▶ _WORK TO DO_: Identify the lines bearing the string "brand" and gather them.

▶ _EXTRACTED INFORMATION_:
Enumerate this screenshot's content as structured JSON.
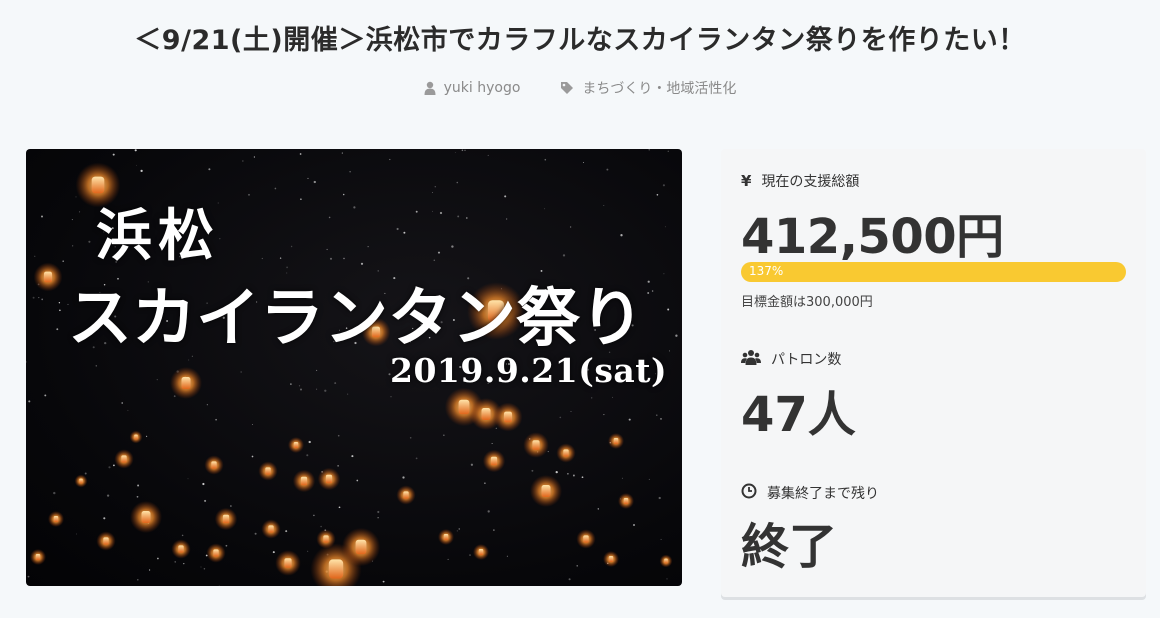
{
  "project": {
    "title": "＜9/21(土)開催＞浜松市でカラフルなスカイランタン祭りを作りたい！",
    "author": "yuki hyogo",
    "category": "まちづくり・地域活性化"
  },
  "hero": {
    "line1": "浜松",
    "line2": "スカイランタン祭り",
    "line3": "2019.9.21(sat)"
  },
  "stats": {
    "funding_label": "現在の支援総額",
    "funding_amount": "412,500円",
    "progress_text": "137%",
    "progress_fraction": 1.0,
    "goal_text": "目標金額は300,000円",
    "patrons_label": "パトロン数",
    "patrons_count": "47人",
    "remaining_label": "募集終了まで残り",
    "remaining_value": "終了"
  },
  "colors": {
    "progress": "#f9c931",
    "background": "#f5f8fa",
    "panel": "#f5f6f7"
  },
  "icons": {
    "author": "user-icon",
    "category": "tag-icon",
    "funding": "yen-icon",
    "patrons": "users-icon",
    "remaining": "clock-icon"
  }
}
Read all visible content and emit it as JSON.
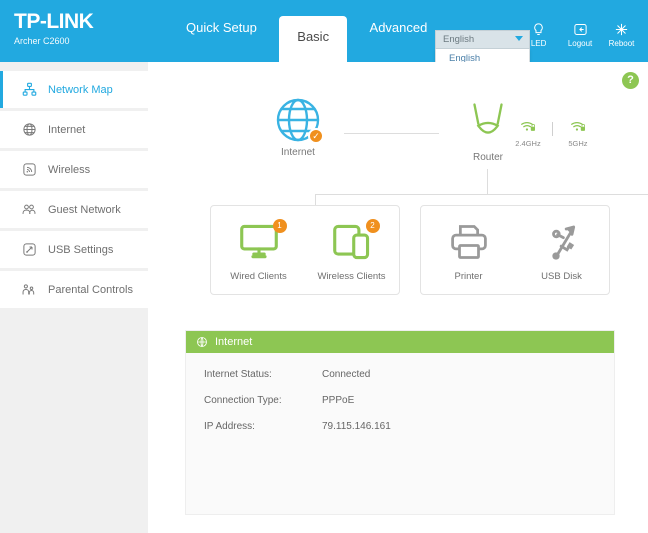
{
  "header": {
    "brand": "TP-LINK",
    "model": "Archer C2600",
    "tabs": [
      {
        "label": "Quick Setup",
        "active": false
      },
      {
        "label": "Basic",
        "active": true
      },
      {
        "label": "Advanced",
        "active": false
      }
    ],
    "language": {
      "selected": "English",
      "options": [
        "English"
      ],
      "expanded": true
    },
    "icons": [
      {
        "name": "led-icon",
        "label": "LED"
      },
      {
        "name": "logout-icon",
        "label": "Logout"
      },
      {
        "name": "reboot-icon",
        "label": "Reboot"
      }
    ]
  },
  "sidebar": {
    "items": [
      {
        "label": "Network Map",
        "icon": "network-map-icon",
        "active": true
      },
      {
        "label": "Internet",
        "icon": "globe-icon",
        "active": false
      },
      {
        "label": "Wireless",
        "icon": "wireless-signal-icon",
        "active": false
      },
      {
        "label": "Guest Network",
        "icon": "guest-network-icon",
        "active": false
      },
      {
        "label": "USB Settings",
        "icon": "usb-settings-icon",
        "active": false
      },
      {
        "label": "Parental Controls",
        "icon": "parental-controls-icon",
        "active": false
      }
    ]
  },
  "help": {
    "label": "?"
  },
  "topology": {
    "internet": {
      "label": "Internet",
      "status_badge": "✓"
    },
    "router": {
      "label": "Router"
    },
    "wifi": [
      {
        "label": "2.4GHz",
        "secured": true
      },
      {
        "label": "5GHz",
        "secured": true
      }
    ],
    "devices": [
      {
        "label": "Wired Clients",
        "count": "1",
        "active": true
      },
      {
        "label": "Wireless Clients",
        "count": "2",
        "active": true
      },
      {
        "label": "Printer",
        "count": "",
        "active": false
      },
      {
        "label": "USB Disk",
        "count": "",
        "active": false
      }
    ]
  },
  "internet_panel": {
    "title": "Internet",
    "rows": [
      {
        "key": "Internet Status:",
        "value": "Connected"
      },
      {
        "key": "Connection Type:",
        "value": "PPPoE"
      },
      {
        "key": "IP Address:",
        "value": "79.115.146.161"
      }
    ]
  },
  "colors": {
    "header_blue": "#22a9e0",
    "accent_green": "#8dc653",
    "badge_orange": "#f0901e",
    "sidebar_bg": "#f0f0f0"
  }
}
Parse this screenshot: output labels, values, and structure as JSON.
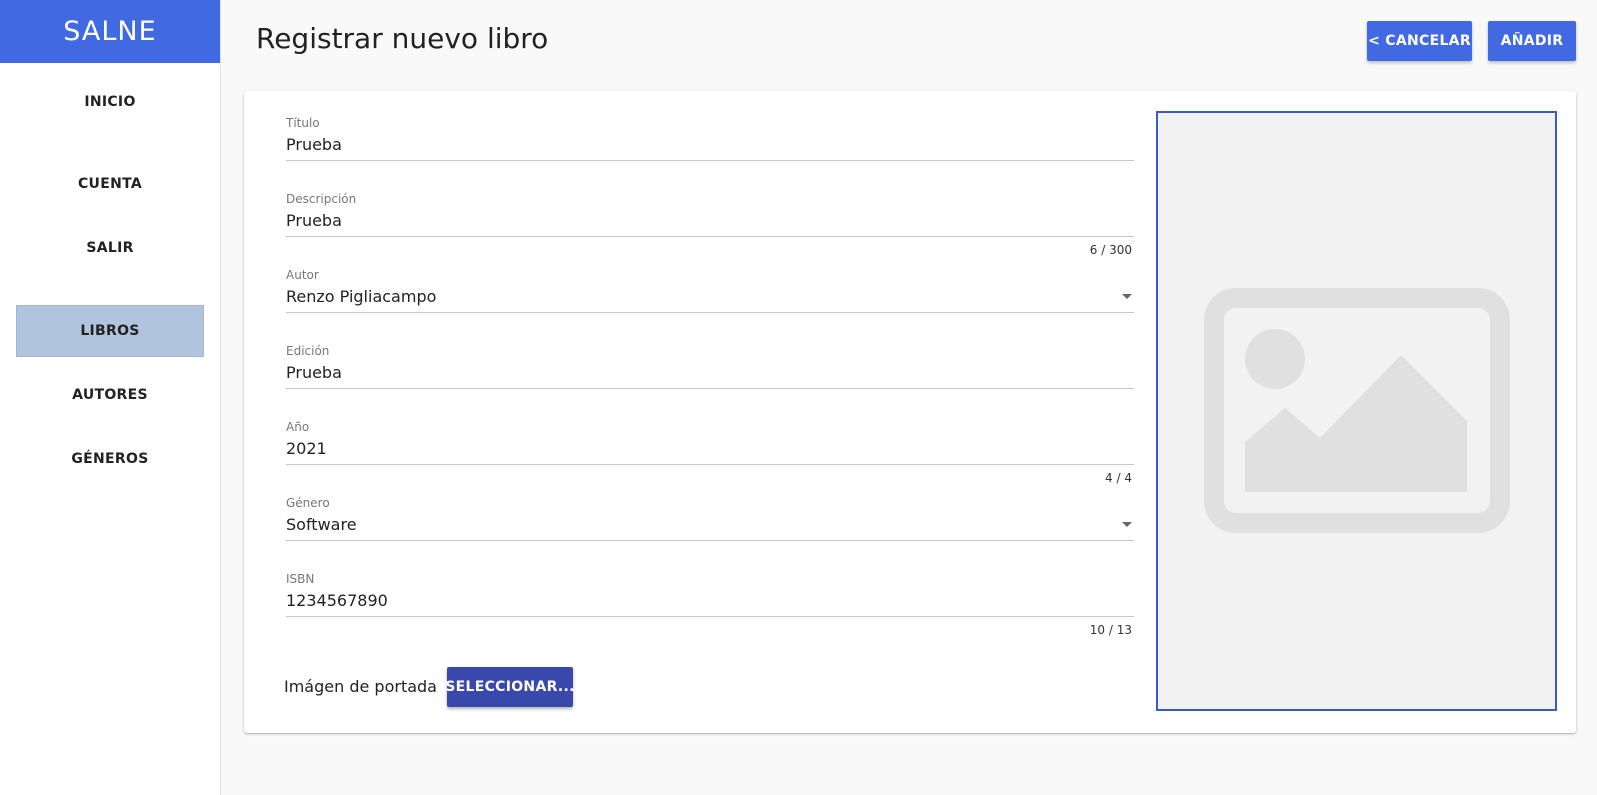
{
  "brand": "SALNE",
  "sidebar": {
    "items": [
      {
        "label": "INICIO"
      },
      {
        "label": "CUENTA"
      },
      {
        "label": "SALIR"
      },
      {
        "label": "LIBROS"
      },
      {
        "label": "AUTORES"
      },
      {
        "label": "GÉNEROS"
      }
    ],
    "active": "LIBROS"
  },
  "header": {
    "title": "Registrar nuevo libro",
    "cancel_label": "< CANCELAR",
    "add_label": "AÑADIR"
  },
  "form": {
    "titulo": {
      "label": "Título",
      "value": "Prueba"
    },
    "descripcion": {
      "label": "Descripción",
      "value": "Prueba",
      "counter": "6 / 300"
    },
    "autor": {
      "label": "Autor",
      "value": "Renzo Pigliacampo"
    },
    "edicion": {
      "label": "Edición",
      "value": "Prueba"
    },
    "anio": {
      "label": "Año",
      "value": "2021",
      "counter": "4 / 4"
    },
    "genero": {
      "label": "Género",
      "value": "Software"
    },
    "isbn": {
      "label": "ISBN",
      "value": "1234567890",
      "counter": "10 / 13"
    },
    "cover_label": "Imágen de portada",
    "select_label": "SELECCIONAR..."
  },
  "preview": {
    "icon": "image-placeholder-icon"
  },
  "colors": {
    "brand": "#4169e1",
    "active_nav": "#b0c4de",
    "select_button": "#3949ab",
    "preview_border": "#3a5bc7"
  }
}
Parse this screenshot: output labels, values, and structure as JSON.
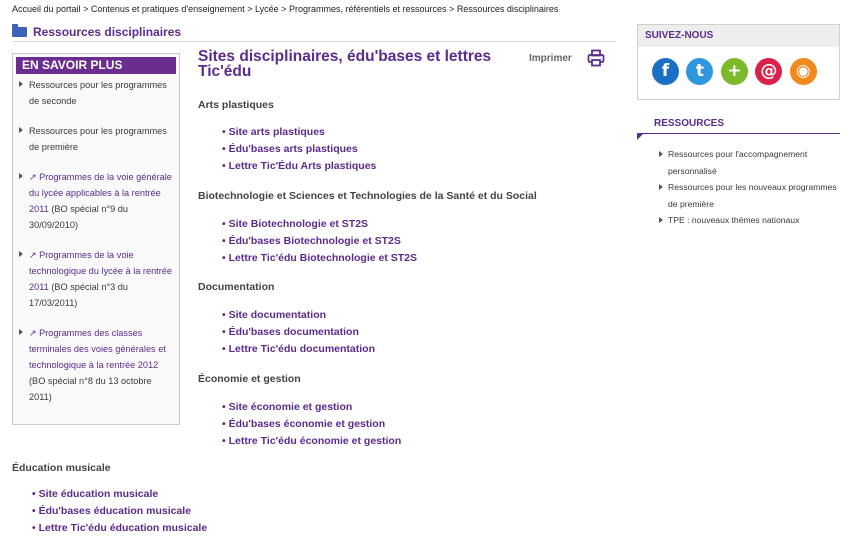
{
  "breadcrumb": {
    "items": [
      "Accueil du portail",
      "Contenus et pratiques d'enseignement",
      "Lycée",
      "Programmes, référentiels et ressources",
      "Ressources disciplinaires"
    ],
    "separator": ">"
  },
  "section": {
    "title": "Ressources disciplinaires",
    "icon": "folder-icon"
  },
  "sidebar": {
    "header": "EN SAVOIR PLUS",
    "items": [
      {
        "label": "Ressources pour les programmes de seconde"
      },
      {
        "label": "Ressources pour les programmes de première"
      },
      {
        "label": "Programmes de la voie générale du lycée applicables à la rentrée 2011",
        "note": "(BO spécial n°9 du 30/09/2010)",
        "icon": "external-link-icon"
      },
      {
        "label": "Programmes de la voie technologique du lycée à la rentrée 2011",
        "note": "(BO spécial n°3 du 17/03/2011)",
        "icon": "external-link-icon"
      },
      {
        "label": "Programmes des classes terminales des voies générales et technologique à la rentrée 2012",
        "note": "(BO spécial n°8 du 13 octobre 2011)",
        "icon": "external-link-icon"
      }
    ]
  },
  "main": {
    "title": "Sites disciplinaires, édu'bases et lettres Tic'édu",
    "print_label": "Imprimer",
    "categories": [
      {
        "name": "Arts plastiques",
        "links": [
          "Site arts plastiques",
          "Édu'bases arts plastiques",
          "Lettre Tic'Édu Arts plastiques"
        ]
      },
      {
        "name": "Biotechnologie et Sciences et Technologies de la Santé et du Social",
        "links": [
          "Site Biotechnologie et ST2S",
          "Édu'bases Biotechnologie et ST2S",
          "Lettre Tic'édu Biotechnologie et ST2S"
        ]
      },
      {
        "name": "Documentation",
        "links": [
          "Site documentation",
          "Édu'bases documentation",
          "Lettre Tic'édu documentation"
        ]
      },
      {
        "name": "Économie et gestion",
        "links": [
          "Site économie et gestion",
          "Édu'bases économie et gestion",
          "Lettre Tic'édu économie et gestion"
        ]
      },
      {
        "name": "Éducation musicale",
        "links": [
          "Site éducation musicale",
          "Édu'bases éducation musicale",
          "Lettre Tic'édu éducation musicale"
        ]
      }
    ]
  },
  "follow": {
    "header": "SUIVEZ-NOUS",
    "icons": [
      {
        "name": "facebook-icon",
        "glyph": "f",
        "color": "#1a6fc4"
      },
      {
        "name": "twitter-icon",
        "glyph": "t",
        "color": "#2e97e0"
      },
      {
        "name": "plus-icon",
        "glyph": "+",
        "color": "#7cba2c"
      },
      {
        "name": "email-icon",
        "glyph": "@",
        "color": "#d8224c"
      },
      {
        "name": "rss-icon",
        "glyph": "◉",
        "color": "#f08a1d"
      }
    ]
  },
  "resources": {
    "header": "RESSOURCES",
    "items": [
      "Ressources pour l'accompagnement personnalisé",
      "Ressources pour les nouveaux programmes de première",
      "TPE : nouveaux thèmes nationaux"
    ]
  },
  "colors": {
    "brand": "#5b2b8e",
    "sidebar_header": "#6b2d8f",
    "folder": "#3d63b8"
  }
}
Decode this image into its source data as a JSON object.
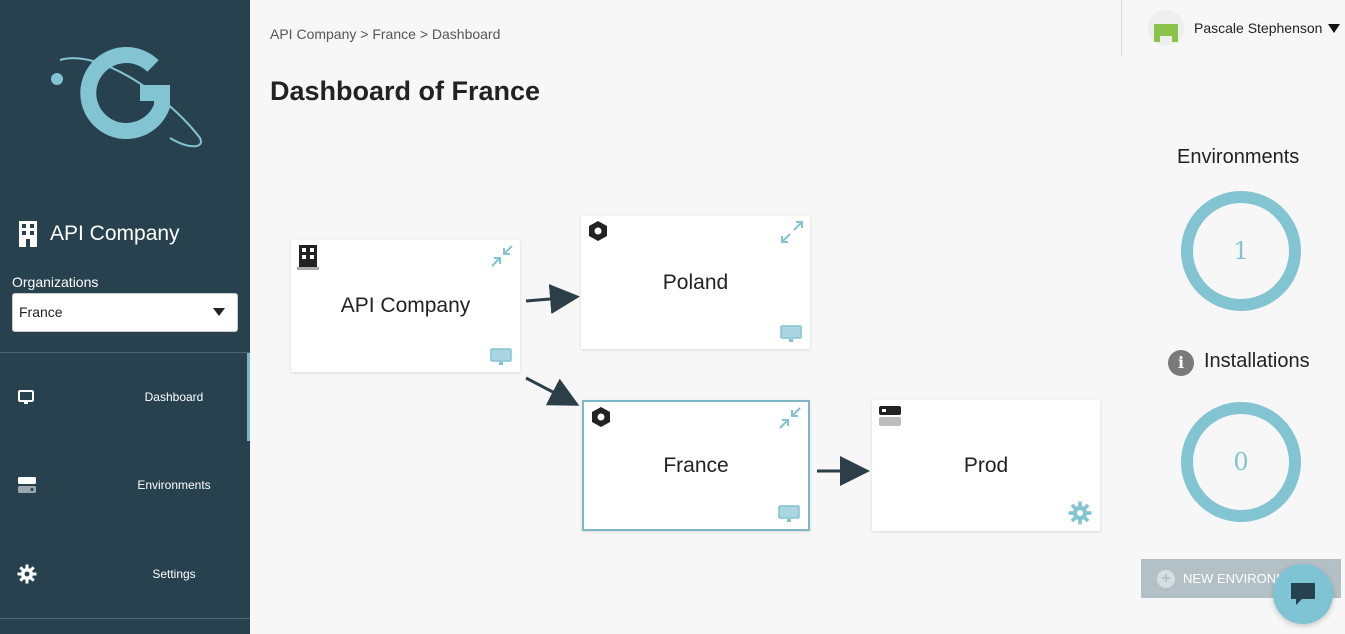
{
  "sidebar": {
    "company_name": "API Company",
    "organizations_label": "Organizations",
    "organization_selected": "France",
    "nav": [
      {
        "label": "Dashboard",
        "icon": "monitor-icon",
        "active": true
      },
      {
        "label": "Environments",
        "icon": "server-icon",
        "active": false
      },
      {
        "label": "Settings",
        "icon": "gear-icon",
        "active": false
      }
    ]
  },
  "header": {
    "breadcrumb": [
      "API Company",
      "France",
      "Dashboard"
    ],
    "breadcrumb_separator": ">",
    "title": "Dashboard of France"
  },
  "user": {
    "name": "Pascale Stephenson"
  },
  "diagram": {
    "nodes": [
      {
        "label": "API Company",
        "type": "company"
      },
      {
        "label": "Poland",
        "type": "organization"
      },
      {
        "label": "France",
        "type": "organization",
        "selected": true
      },
      {
        "label": "Prod",
        "type": "environment"
      }
    ]
  },
  "stats": {
    "environments_title": "Environments",
    "environments_count": "1",
    "installations_title": "Installations",
    "installations_count": "0"
  },
  "actions": {
    "new_environment_label": "NEW ENVIRONMENT"
  },
  "colors": {
    "sidebar_bg": "#27414e",
    "accent": "#83c4d3",
    "button_disabled": "#b3c1c7"
  }
}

▶ _OUTPUT OF THE EXERCISE_:
    "brand": "TP-LINK",
  "brand": "SALNE",
    "brand": "#4169e1",
    "brand": "#5b2b8e",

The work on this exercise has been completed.